--- Provided data ---
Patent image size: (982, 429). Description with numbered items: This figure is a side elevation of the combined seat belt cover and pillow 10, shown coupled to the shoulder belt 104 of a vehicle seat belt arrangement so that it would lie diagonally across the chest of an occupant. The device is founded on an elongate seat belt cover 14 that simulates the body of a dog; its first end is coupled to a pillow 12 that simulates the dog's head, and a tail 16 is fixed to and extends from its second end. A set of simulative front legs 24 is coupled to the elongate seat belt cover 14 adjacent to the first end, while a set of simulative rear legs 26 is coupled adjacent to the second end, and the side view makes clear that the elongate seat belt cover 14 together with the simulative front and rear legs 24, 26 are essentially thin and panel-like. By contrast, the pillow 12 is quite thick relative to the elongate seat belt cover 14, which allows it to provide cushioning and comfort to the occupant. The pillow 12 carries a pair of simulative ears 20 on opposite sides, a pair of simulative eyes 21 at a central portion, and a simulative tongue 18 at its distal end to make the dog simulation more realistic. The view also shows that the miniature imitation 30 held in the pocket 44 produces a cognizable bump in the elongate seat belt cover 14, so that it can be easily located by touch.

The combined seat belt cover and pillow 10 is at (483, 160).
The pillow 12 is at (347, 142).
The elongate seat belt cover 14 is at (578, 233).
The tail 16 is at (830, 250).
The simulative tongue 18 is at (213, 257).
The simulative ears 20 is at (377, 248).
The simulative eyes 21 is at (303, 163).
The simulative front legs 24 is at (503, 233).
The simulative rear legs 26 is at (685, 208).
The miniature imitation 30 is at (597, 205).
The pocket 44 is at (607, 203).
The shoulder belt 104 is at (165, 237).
---
*Exercise description:* Copy every line of the listing above without any changes.

*Written reply:*
Patent image size: (982, 429). Description with numbered items: This figure is a side elevation of the combined seat belt cover and pillow 10, shown coupled to the shoulder belt 104 of a vehicle seat belt arrangement so that it would lie diagonally across the chest of an occupant. The device is founded on an elongate seat belt cover 14 that simulates the body of a dog; its first end is coupled to a pillow 12 that simulates the dog's head, and a tail 16 is fixed to and extends from its second end. A set of simulative front legs 24 is coupled to the elongate seat belt cover 14 adjacent to the first end, while a set of simulative rear legs 26 is coupled adjacent to the second end, and the side view makes clear that the elongate seat belt cover 14 together with the simulative front and rear legs 24, 26 are essentially thin and panel-like. By contrast, the pillow 12 is quite thick relative to the elongate seat belt cover 14, which allows it to provide cushioning and comfort to the occupant. The pillow 12 carries a pair of simulative ears 20 on opposite sides, a pair of simulative eyes 21 at a central portion, and a simulative tongue 18 at its distal end to make the dog simulation more realistic. The view also shows that the miniature imitation 30 held in the pocket 44 produces a cognizable bump in the elongate seat belt cover 14, so that it can be easily located by touch.

The combined seat belt cover and pillow 10 is at (483, 160).
The pillow 12 is at (347, 142).
The elongate seat belt cover 14 is at (578, 233).
The tail 16 is at (830, 250).
The simulative tongue 18 is at (213, 257).
The simulative ears 20 is at (377, 248).
The simulative eyes 21 is at (303, 163).
The simulative front legs 24 is at (503, 233).
The simulative rear legs 26 is at (685, 208).
The miniature imitation 30 is at (597, 205).
The pocket 44 is at (607, 203).
The shoulder belt 104 is at (165, 237).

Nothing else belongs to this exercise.